Review the material and extract every line in which the word "lead" occurs.

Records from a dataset

— START —

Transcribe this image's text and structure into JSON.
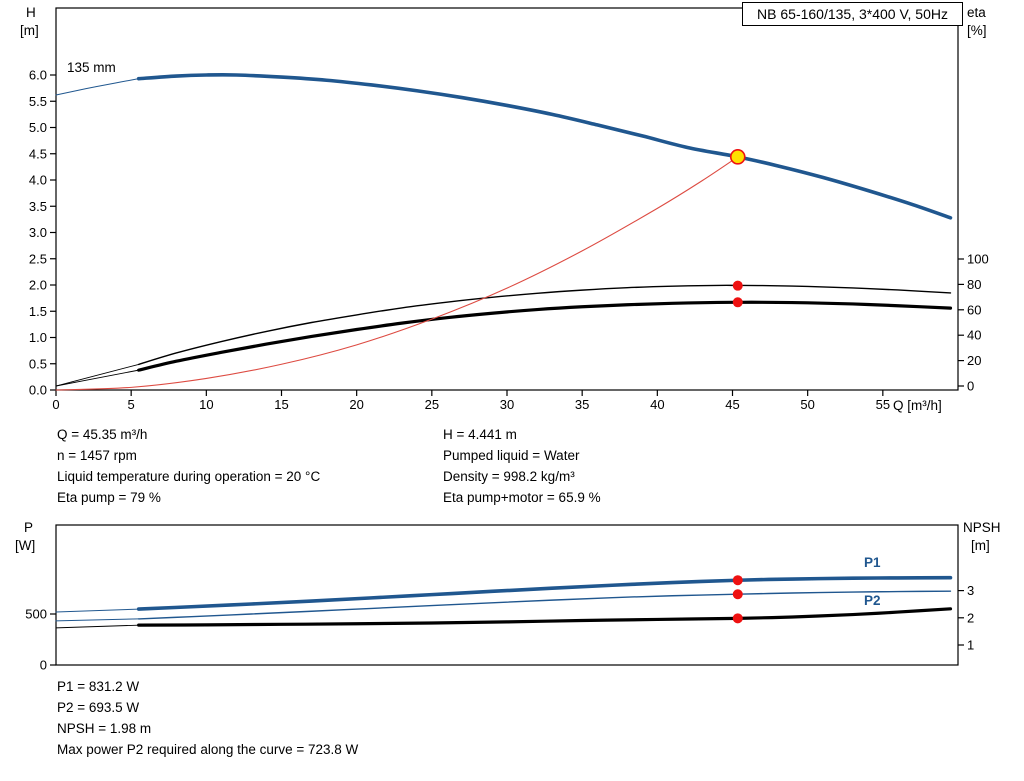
{
  "labels": {
    "h_axis": "H",
    "h_unit": "[m]",
    "eta_axis": "eta",
    "eta_unit": "[%]",
    "p_axis": "P",
    "p_unit": "[W]",
    "npsh_axis": "NPSH",
    "npsh_unit": "[m]",
    "impeller": "135 mm",
    "p1": "P1",
    "p2": "P2"
  },
  "colors": {
    "curve_blue": "#20578f",
    "curve_red": "#dd4b42",
    "dot_red": "#ee1111",
    "duty_yellow": "#ffe000",
    "black": "#000000"
  },
  "info_top_left": [
    "Q = 45.35 m³/h",
    "n = 1457 rpm",
    "Liquid temperature during operation = 20 °C",
    "Eta pump = 79 %"
  ],
  "info_top_right": [
    "H = 4.441 m",
    "Pumped liquid = Water",
    "Density = 998.2 kg/m³",
    "Eta pump+motor = 65.9 %"
  ],
  "info_bottom": [
    "P1 = 831.2 W",
    "P2 = 693.5 W",
    "NPSH = 1.98 m",
    "Max power P2 required along the curve = 723.8 W"
  ],
  "chart_data": [
    {
      "type": "line",
      "title": "NB 65-160/135, 3*400 V, 50Hz",
      "x_axis": {
        "label": "Q [m³/h]",
        "range": [
          0,
          60
        ],
        "ticks": [
          0,
          5,
          10,
          15,
          20,
          25,
          30,
          35,
          40,
          45,
          50,
          55
        ],
        "tick_labels": [
          "0",
          "5",
          "10",
          "15",
          "20",
          "25",
          "30",
          "35",
          "40",
          "45",
          "50",
          "55"
        ]
      },
      "left_axis": {
        "name": "H",
        "label": "H [m]",
        "range": [
          0,
          7.28
        ],
        "ticks": [
          0,
          0.5,
          1,
          1.5,
          2,
          2.5,
          3,
          3.5,
          4,
          4.5,
          5,
          5.5,
          6
        ],
        "tick_labels": [
          "0.0",
          "0.5",
          "1.0",
          "1.5",
          "2.0",
          "2.5",
          "3.0",
          "3.5",
          "4.0",
          "4.5",
          "5.0",
          "5.5",
          "6.0"
        ]
      },
      "right_axis": {
        "name": "eta",
        "label": "eta [%]",
        "range": [
          0,
          100
        ],
        "ticks": [
          0,
          20,
          40,
          60,
          80,
          100
        ],
        "tick_labels": [
          "0",
          "20",
          "40",
          "60",
          "80",
          "100"
        ]
      },
      "series": [
        {
          "name": "head-curve-lead",
          "axis": "H",
          "color": "#20578f",
          "width": 1,
          "points": [
            [
              0,
              5.62
            ],
            [
              2,
              5.74
            ],
            [
              4,
              5.85
            ],
            [
              5.5,
              5.93
            ]
          ]
        },
        {
          "name": "head-curve-135mm",
          "axis": "H",
          "color": "#20578f",
          "width": 3.6,
          "points": [
            [
              5.5,
              5.93
            ],
            [
              8,
              5.98
            ],
            [
              10,
              6.0
            ],
            [
              12,
              6.0
            ],
            [
              15,
              5.96
            ],
            [
              18,
              5.9
            ],
            [
              21,
              5.81
            ],
            [
              24,
              5.7
            ],
            [
              27,
              5.57
            ],
            [
              30,
              5.42
            ],
            [
              33,
              5.25
            ],
            [
              36,
              5.05
            ],
            [
              39,
              4.84
            ],
            [
              42,
              4.62
            ],
            [
              45.35,
              4.44
            ],
            [
              48,
              4.27
            ],
            [
              51,
              4.05
            ],
            [
              54,
              3.8
            ],
            [
              57,
              3.53
            ],
            [
              59.5,
              3.28
            ]
          ]
        },
        {
          "name": "eta-pump-lead",
          "axis": "eta",
          "color": "#000000",
          "width": 0.9,
          "points": [
            [
              0,
              0
            ],
            [
              5.5,
              17
            ]
          ]
        },
        {
          "name": "eta-pump-motor-lead",
          "axis": "eta",
          "color": "#000000",
          "width": 0.9,
          "points": [
            [
              0,
              0
            ],
            [
              5.5,
              12.5
            ]
          ]
        },
        {
          "name": "eta-pump-curve",
          "axis": "eta",
          "color": "#000000",
          "width": 1.4,
          "points": [
            [
              5.5,
              17
            ],
            [
              8,
              26
            ],
            [
              11,
              35
            ],
            [
              14,
              43
            ],
            [
              17,
              50
            ],
            [
              20,
              56
            ],
            [
              23,
              61.5
            ],
            [
              26,
              66
            ],
            [
              29,
              69.8
            ],
            [
              32,
              73
            ],
            [
              35,
              75.5
            ],
            [
              38,
              77.4
            ],
            [
              41,
              78.6
            ],
            [
              44,
              79.2
            ],
            [
              45.35,
              79.2
            ],
            [
              47,
              79.1
            ],
            [
              50,
              78.4
            ],
            [
              53,
              77.2
            ],
            [
              56,
              75.6
            ],
            [
              59.5,
              73.3
            ]
          ]
        },
        {
          "name": "eta-pump-motor-curve",
          "axis": "eta",
          "color": "#000000",
          "width": 3.2,
          "points": [
            [
              5.5,
              12.5
            ],
            [
              8,
              19.5
            ],
            [
              11,
              26.5
            ],
            [
              14,
              33
            ],
            [
              17,
              39
            ],
            [
              20,
              44.5
            ],
            [
              23,
              49.5
            ],
            [
              26,
              53.8
            ],
            [
              29,
              57.3
            ],
            [
              32,
              60.2
            ],
            [
              35,
              62.4
            ],
            [
              38,
              64
            ],
            [
              41,
              65.1
            ],
            [
              44,
              65.8
            ],
            [
              45.35,
              65.9
            ],
            [
              47,
              65.9
            ],
            [
              50,
              65.5
            ],
            [
              53,
              64.6
            ],
            [
              56,
              63.2
            ],
            [
              59.5,
              61.3
            ]
          ]
        },
        {
          "name": "system-curve",
          "axis": "H",
          "color": "#dd4b42",
          "width": 1.1,
          "points": [
            [
              0,
              0
            ],
            [
              5,
              0.05
            ],
            [
              10,
              0.22
            ],
            [
              15,
              0.49
            ],
            [
              20,
              0.86
            ],
            [
              25,
              1.35
            ],
            [
              30,
              1.94
            ],
            [
              35,
              2.65
            ],
            [
              40,
              3.46
            ],
            [
              43,
              3.99
            ],
            [
              45.35,
              4.44
            ]
          ]
        }
      ],
      "markers": [
        {
          "name": "duty-point",
          "axis": "H",
          "q": 45.35,
          "value": 4.441,
          "r": 7,
          "fill": "#ffe000",
          "stroke": "#ee1111",
          "stroke_width": 1.6
        },
        {
          "name": "eta-pump-point",
          "axis": "eta",
          "q": 45.35,
          "value": 79,
          "r": 5,
          "fill": "#ee1111"
        },
        {
          "name": "eta-pump-motor-point",
          "axis": "eta",
          "q": 45.35,
          "value": 65.9,
          "r": 5,
          "fill": "#ee1111"
        }
      ]
    },
    {
      "type": "line",
      "title": "",
      "x_axis": {
        "label": "",
        "range": [
          0,
          60
        ],
        "ticks": [],
        "tick_labels": []
      },
      "left_axis": {
        "name": "P",
        "label": "P [W]",
        "range": [
          0,
          1400
        ],
        "ticks": [
          0,
          500
        ],
        "tick_labels": [
          "0",
          "500"
        ]
      },
      "right_axis": {
        "name": "NPSH",
        "label": "NPSH [m]",
        "range": [
          0,
          6
        ],
        "ticks": [
          1,
          2,
          3
        ],
        "tick_labels": [
          "1",
          "2",
          "3"
        ]
      },
      "series": [
        {
          "name": "p1-lead",
          "axis": "P",
          "color": "#20578f",
          "width": 1,
          "points": [
            [
              0,
              520
            ],
            [
              5.5,
              548
            ]
          ]
        },
        {
          "name": "p1-curve",
          "axis": "P",
          "color": "#20578f",
          "width": 3.6,
          "points": [
            [
              5.5,
              548
            ],
            [
              9,
              571
            ],
            [
              13,
              598
            ],
            [
              17,
              627
            ],
            [
              21,
              658
            ],
            [
              25,
              690
            ],
            [
              29,
              722
            ],
            [
              33,
              753
            ],
            [
              37,
              782
            ],
            [
              41,
              808
            ],
            [
              45.35,
              831
            ],
            [
              49,
              843
            ],
            [
              53,
              851
            ],
            [
              56,
              854
            ],
            [
              59.5,
              856
            ]
          ]
        },
        {
          "name": "p2-lead",
          "axis": "P",
          "color": "#20578f",
          "width": 1,
          "points": [
            [
              0,
              432
            ],
            [
              5.5,
              452
            ]
          ]
        },
        {
          "name": "p2-curve",
          "axis": "P",
          "color": "#20578f",
          "width": 1.4,
          "points": [
            [
              5.5,
              452
            ],
            [
              9,
              474
            ],
            [
              13,
              500
            ],
            [
              17,
              527
            ],
            [
              21,
              555
            ],
            [
              25,
              583
            ],
            [
              29,
              610
            ],
            [
              33,
              636
            ],
            [
              37,
              660
            ],
            [
              41,
              679
            ],
            [
              45.35,
              694
            ],
            [
              49,
              706
            ],
            [
              53,
              715
            ],
            [
              56,
              720
            ],
            [
              59.5,
              724
            ]
          ]
        },
        {
          "name": "npsh-lead",
          "axis": "NPSH",
          "color": "#000000",
          "width": 0.9,
          "points": [
            [
              0,
              1.63
            ],
            [
              5.5,
              1.73
            ]
          ]
        },
        {
          "name": "npsh-curve",
          "axis": "NPSH",
          "color": "#000000",
          "width": 3.2,
          "points": [
            [
              5.5,
              1.73
            ],
            [
              10,
              1.74
            ],
            [
              15,
              1.76
            ],
            [
              20,
              1.78
            ],
            [
              25,
              1.81
            ],
            [
              30,
              1.85
            ],
            [
              35,
              1.9
            ],
            [
              40,
              1.94
            ],
            [
              45.35,
              1.98
            ],
            [
              49,
              2.03
            ],
            [
              53,
              2.12
            ],
            [
              56,
              2.21
            ],
            [
              59.5,
              2.33
            ]
          ]
        }
      ],
      "markers": [
        {
          "name": "p1-point",
          "axis": "P",
          "q": 45.35,
          "value": 831.2,
          "r": 5,
          "fill": "#ee1111"
        },
        {
          "name": "p2-point",
          "axis": "P",
          "q": 45.35,
          "value": 693.5,
          "r": 5,
          "fill": "#ee1111"
        },
        {
          "name": "npsh-point",
          "axis": "NPSH",
          "q": 45.35,
          "value": 1.98,
          "r": 5,
          "fill": "#ee1111"
        }
      ]
    }
  ]
}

— END —

*RESPONSE TO THIS TASK:*
          "name": "head-curve-lead",
          "name": "eta-pump-lead",
          "name": "eta-pump-motor-lead",
          "name": "p1-lead",
          "name": "p2-lead",
          "name": "npsh-lead",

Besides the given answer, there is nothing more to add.